===== Data for this task

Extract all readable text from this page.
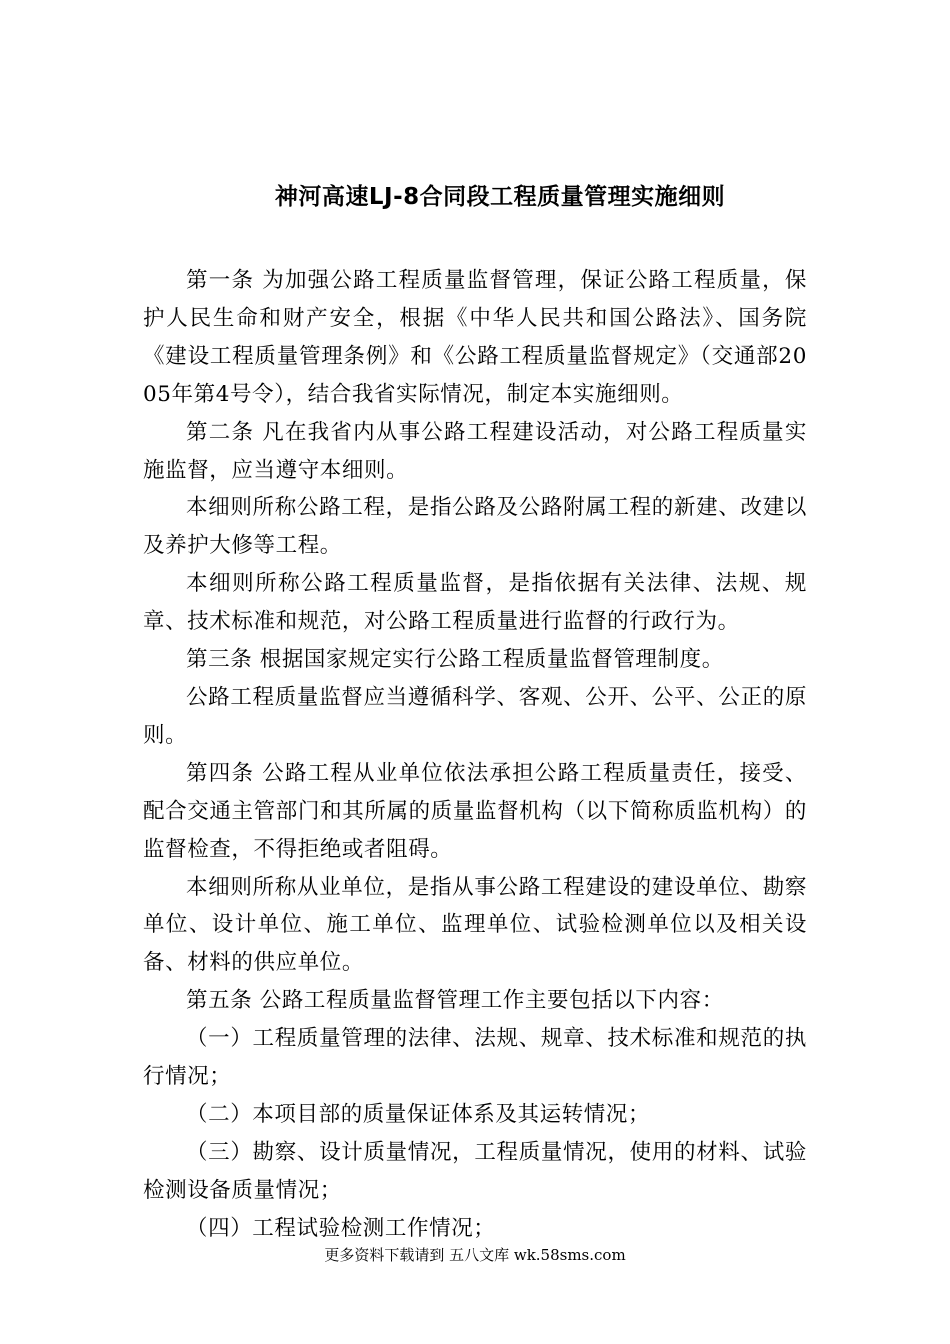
神河高速LJ-8合同段工程质量管理实施细则

第一条 为加强公路工程质量监督管理，保证公路工程质量，保护人民生命和财产安全，根据《中华人民共和国公路法》、国务院《建设工程质量管理条例》和《公路工程质量监督规定》（交通部2005年第4号令），结合我省实际情况，制定本实施细则。

第二条 凡在我省内从事公路工程建设活动，对公路工程质量实施监督，应当遵守本细则。

本细则所称公路工程，是指公路及公路附属工程的新建、改建以及养护大修等工程。

本细则所称公路工程质量监督，是指依据有关法律、法规、规章、技术标准和规范，对公路工程质量进行监督的行政行为。

第三条 根据国家规定实行公路工程质量监督管理制度。

公路工程质量监督应当遵循科学、客观、公开、公平、公正的原则。

第四条 公路工程从业单位依法承担公路工程质量责任，接受、配合交通主管部门和其所属的质量监督机构（以下简称质监机构）的监督检查，不得拒绝或者阻碍。

本细则所称从业单位，是指从事公路工程建设的建设单位、勘察单位、设计单位、施工单位、监理单位、试验检测单位以及相关设备、材料的供应单位。

第五条 公路工程质量监督管理工作主要包括以下内容：

（一）工程质量管理的法律、法规、规章、技术标准和规范的执行情况；

（二）本项目部的质量保证体系及其运转情况；

（三）勘察、设计质量情况，工程质量情况，使用的材料、试验检测设备质量情况；

（四）工程试验检测工作情况；

更多资料下载请到 五八文库 wk.58sms.com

==========

▶ What is being asked
Without the pictures, restate all of the entries above verbatim.

▶ Result of this task
Extract all readable text from this page.
神河高速LJ-8合同段工程质量管理实施细则

第一条 为加强公路工程质量监督管理，保证公路工程质量，保护人民生命和财产安全，根据《中华人民共和国公路法》、国务院《建设工程质量管理条例》和《公路工程质量监督规定》（交通部2005年第4号令），结合我省实际情况，制定本实施细则。

第二条 凡在我省内从事公路工程建设活动，对公路工程质量实施监督，应当遵守本细则。

本细则所称公路工程，是指公路及公路附属工程的新建、改建以及养护大修等工程。

本细则所称公路工程质量监督，是指依据有关法律、法规、规章、技术标准和规范，对公路工程质量进行监督的行政行为。

第三条 根据国家规定实行公路工程质量监督管理制度。

公路工程质量监督应当遵循科学、客观、公开、公平、公正的原则。

第四条 公路工程从业单位依法承担公路工程质量责任，接受、配合交通主管部门和其所属的质量监督机构（以下简称质监机构）的监督检查，不得拒绝或者阻碍。

本细则所称从业单位，是指从事公路工程建设的建设单位、勘察单位、设计单位、施工单位、监理单位、试验检测单位以及相关设备、材料的供应单位。

第五条 公路工程质量监督管理工作主要包括以下内容：

（一）工程质量管理的法律、法规、规章、技术标准和规范的执行情况；

（二）本项目部的质量保证体系及其运转情况；

（三）勘察、设计质量情况，工程质量情况，使用的材料、试验检测设备质量情况；

（四）工程试验检测工作情况；

更多资料下载请到 五八文库 wk.58sms.com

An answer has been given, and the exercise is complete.